[START Input material]
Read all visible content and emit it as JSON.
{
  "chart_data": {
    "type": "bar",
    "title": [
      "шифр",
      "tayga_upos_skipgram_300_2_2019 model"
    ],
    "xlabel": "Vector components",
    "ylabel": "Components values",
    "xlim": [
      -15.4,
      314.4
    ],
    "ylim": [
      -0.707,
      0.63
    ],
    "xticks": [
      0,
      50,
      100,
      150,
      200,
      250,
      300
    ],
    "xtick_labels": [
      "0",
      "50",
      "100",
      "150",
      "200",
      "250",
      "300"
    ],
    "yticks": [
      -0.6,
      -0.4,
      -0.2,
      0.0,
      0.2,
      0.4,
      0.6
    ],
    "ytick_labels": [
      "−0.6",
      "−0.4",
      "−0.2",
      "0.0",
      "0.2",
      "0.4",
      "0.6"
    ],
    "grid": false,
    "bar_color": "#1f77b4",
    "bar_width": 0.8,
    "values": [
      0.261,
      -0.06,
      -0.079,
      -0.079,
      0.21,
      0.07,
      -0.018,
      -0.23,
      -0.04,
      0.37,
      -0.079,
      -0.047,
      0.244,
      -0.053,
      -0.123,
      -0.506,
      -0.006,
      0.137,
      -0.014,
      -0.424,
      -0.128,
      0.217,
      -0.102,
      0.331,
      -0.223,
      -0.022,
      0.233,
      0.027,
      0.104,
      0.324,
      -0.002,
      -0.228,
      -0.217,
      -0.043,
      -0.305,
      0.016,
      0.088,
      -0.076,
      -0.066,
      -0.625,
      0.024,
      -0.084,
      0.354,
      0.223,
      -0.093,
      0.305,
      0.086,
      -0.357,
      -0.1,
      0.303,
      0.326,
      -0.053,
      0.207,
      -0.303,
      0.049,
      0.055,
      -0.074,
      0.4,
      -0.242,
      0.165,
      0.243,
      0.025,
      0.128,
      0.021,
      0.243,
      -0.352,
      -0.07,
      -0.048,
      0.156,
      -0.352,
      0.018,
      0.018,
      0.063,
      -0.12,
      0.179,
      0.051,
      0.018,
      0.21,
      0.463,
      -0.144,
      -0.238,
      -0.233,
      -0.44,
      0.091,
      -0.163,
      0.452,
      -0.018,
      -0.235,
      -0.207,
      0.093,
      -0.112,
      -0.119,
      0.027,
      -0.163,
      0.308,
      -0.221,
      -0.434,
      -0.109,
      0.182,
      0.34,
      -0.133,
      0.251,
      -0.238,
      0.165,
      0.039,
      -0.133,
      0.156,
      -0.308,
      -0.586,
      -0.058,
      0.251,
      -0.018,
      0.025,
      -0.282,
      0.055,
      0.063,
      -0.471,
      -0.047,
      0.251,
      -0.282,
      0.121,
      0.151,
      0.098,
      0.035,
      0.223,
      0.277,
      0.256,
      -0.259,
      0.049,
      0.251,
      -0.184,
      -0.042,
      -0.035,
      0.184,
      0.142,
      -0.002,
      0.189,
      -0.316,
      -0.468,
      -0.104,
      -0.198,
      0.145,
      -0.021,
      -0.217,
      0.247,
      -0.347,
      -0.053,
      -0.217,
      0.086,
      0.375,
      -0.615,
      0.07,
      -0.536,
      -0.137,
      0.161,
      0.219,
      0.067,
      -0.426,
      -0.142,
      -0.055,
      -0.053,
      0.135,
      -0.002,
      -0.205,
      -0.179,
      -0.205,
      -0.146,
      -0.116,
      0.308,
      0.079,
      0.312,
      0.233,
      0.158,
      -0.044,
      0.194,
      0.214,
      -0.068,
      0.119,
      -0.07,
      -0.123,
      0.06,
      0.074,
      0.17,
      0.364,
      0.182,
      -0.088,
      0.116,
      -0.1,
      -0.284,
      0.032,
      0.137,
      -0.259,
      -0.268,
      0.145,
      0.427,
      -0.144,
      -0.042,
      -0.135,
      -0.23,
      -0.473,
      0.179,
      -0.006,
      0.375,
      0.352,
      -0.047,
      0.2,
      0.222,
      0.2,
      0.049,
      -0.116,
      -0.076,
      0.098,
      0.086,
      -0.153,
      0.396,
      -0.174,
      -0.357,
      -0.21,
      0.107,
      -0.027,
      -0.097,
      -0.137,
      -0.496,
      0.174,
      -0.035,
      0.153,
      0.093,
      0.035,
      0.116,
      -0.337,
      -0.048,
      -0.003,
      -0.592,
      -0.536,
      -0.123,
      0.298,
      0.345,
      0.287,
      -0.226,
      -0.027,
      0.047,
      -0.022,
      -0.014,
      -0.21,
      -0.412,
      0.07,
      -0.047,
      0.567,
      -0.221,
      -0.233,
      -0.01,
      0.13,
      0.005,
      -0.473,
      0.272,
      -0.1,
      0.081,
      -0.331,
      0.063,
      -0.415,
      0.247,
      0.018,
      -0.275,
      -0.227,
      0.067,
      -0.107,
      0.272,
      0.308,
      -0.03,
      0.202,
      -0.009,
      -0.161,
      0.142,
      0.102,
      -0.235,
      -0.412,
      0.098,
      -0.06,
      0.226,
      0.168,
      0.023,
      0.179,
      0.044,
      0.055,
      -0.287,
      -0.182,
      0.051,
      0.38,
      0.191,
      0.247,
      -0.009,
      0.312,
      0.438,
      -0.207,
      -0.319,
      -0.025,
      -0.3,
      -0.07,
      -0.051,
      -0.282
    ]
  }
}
[END Input material]
Take the records above and return them exactly as written.

Read all visible content and emit it as JSON.
{
  "chart_data": {
    "type": "bar",
    "title": [
      "шифр",
      "tayga_upos_skipgram_300_2_2019 model"
    ],
    "xlabel": "Vector components",
    "ylabel": "Components values",
    "xlim": [
      -15.4,
      314.4
    ],
    "ylim": [
      -0.707,
      0.63
    ],
    "xticks": [
      0,
      50,
      100,
      150,
      200,
      250,
      300
    ],
    "xtick_labels": [
      "0",
      "50",
      "100",
      "150",
      "200",
      "250",
      "300"
    ],
    "yticks": [
      -0.6,
      -0.4,
      -0.2,
      0.0,
      0.2,
      0.4,
      0.6
    ],
    "ytick_labels": [
      "−0.6",
      "−0.4",
      "−0.2",
      "0.0",
      "0.2",
      "0.4",
      "0.6"
    ],
    "grid": false,
    "bar_color": "#1f77b4",
    "bar_width": 0.8,
    "values": [
      0.261,
      -0.06,
      -0.079,
      -0.079,
      0.21,
      0.07,
      -0.018,
      -0.23,
      -0.04,
      0.37,
      -0.079,
      -0.047,
      0.244,
      -0.053,
      -0.123,
      -0.506,
      -0.006,
      0.137,
      -0.014,
      -0.424,
      -0.128,
      0.217,
      -0.102,
      0.331,
      -0.223,
      -0.022,
      0.233,
      0.027,
      0.104,
      0.324,
      -0.002,
      -0.228,
      -0.217,
      -0.043,
      -0.305,
      0.016,
      0.088,
      -0.076,
      -0.066,
      -0.625,
      0.024,
      -0.084,
      0.354,
      0.223,
      -0.093,
      0.305,
      0.086,
      -0.357,
      -0.1,
      0.303,
      0.326,
      -0.053,
      0.207,
      -0.303,
      0.049,
      0.055,
      -0.074,
      0.4,
      -0.242,
      0.165,
      0.243,
      0.025,
      0.128,
      0.021,
      0.243,
      -0.352,
      -0.07,
      -0.048,
      0.156,
      -0.352,
      0.018,
      0.018,
      0.063,
      -0.12,
      0.179,
      0.051,
      0.018,
      0.21,
      0.463,
      -0.144,
      -0.238,
      -0.233,
      -0.44,
      0.091,
      -0.163,
      0.452,
      -0.018,
      -0.235,
      -0.207,
      0.093,
      -0.112,
      -0.119,
      0.027,
      -0.163,
      0.308,
      -0.221,
      -0.434,
      -0.109,
      0.182,
      0.34,
      -0.133,
      0.251,
      -0.238,
      0.165,
      0.039,
      -0.133,
      0.156,
      -0.308,
      -0.586,
      -0.058,
      0.251,
      -0.018,
      0.025,
      -0.282,
      0.055,
      0.063,
      -0.471,
      -0.047,
      0.251,
      -0.282,
      0.121,
      0.151,
      0.098,
      0.035,
      0.223,
      0.277,
      0.256,
      -0.259,
      0.049,
      0.251,
      -0.184,
      -0.042,
      -0.035,
      0.184,
      0.142,
      -0.002,
      0.189,
      -0.316,
      -0.468,
      -0.104,
      -0.198,
      0.145,
      -0.021,
      -0.217,
      0.247,
      -0.347,
      -0.053,
      -0.217,
      0.086,
      0.375,
      -0.615,
      0.07,
      -0.536,
      -0.137,
      0.161,
      0.219,
      0.067,
      -0.426,
      -0.142,
      -0.055,
      -0.053,
      0.135,
      -0.002,
      -0.205,
      -0.179,
      -0.205,
      -0.146,
      -0.116,
      0.308,
      0.079,
      0.312,
      0.233,
      0.158,
      -0.044,
      0.194,
      0.214,
      -0.068,
      0.119,
      -0.07,
      -0.123,
      0.06,
      0.074,
      0.17,
      0.364,
      0.182,
      -0.088,
      0.116,
      -0.1,
      -0.284,
      0.032,
      0.137,
      -0.259,
      -0.268,
      0.145,
      0.427,
      -0.144,
      -0.042,
      -0.135,
      -0.23,
      -0.473,
      0.179,
      -0.006,
      0.375,
      0.352,
      -0.047,
      0.2,
      0.222,
      0.2,
      0.049,
      -0.116,
      -0.076,
      0.098,
      0.086,
      -0.153,
      0.396,
      -0.174,
      -0.357,
      -0.21,
      0.107,
      -0.027,
      -0.097,
      -0.137,
      -0.496,
      0.174,
      -0.035,
      0.153,
      0.093,
      0.035,
      0.116,
      -0.337,
      -0.048,
      -0.003,
      -0.592,
      -0.536,
      -0.123,
      0.298,
      0.345,
      0.287,
      -0.226,
      -0.027,
      0.047,
      -0.022,
      -0.014,
      -0.21,
      -0.412,
      0.07,
      -0.047,
      0.567,
      -0.221,
      -0.233,
      -0.01,
      0.13,
      0.005,
      -0.473,
      0.272,
      -0.1,
      0.081,
      -0.331,
      0.063,
      -0.415,
      0.247,
      0.018,
      -0.275,
      -0.227,
      0.067,
      -0.107,
      0.272,
      0.308,
      -0.03,
      0.202,
      -0.009,
      -0.161,
      0.142,
      0.102,
      -0.235,
      -0.412,
      0.098,
      -0.06,
      0.226,
      0.168,
      0.023,
      0.179,
      0.044,
      0.055,
      -0.287,
      -0.182,
      0.051,
      0.38,
      0.191,
      0.247,
      -0.009,
      0.312,
      0.438,
      -0.207,
      -0.319,
      -0.025,
      -0.3,
      -0.07,
      -0.051,
      -0.282
    ]
  }
}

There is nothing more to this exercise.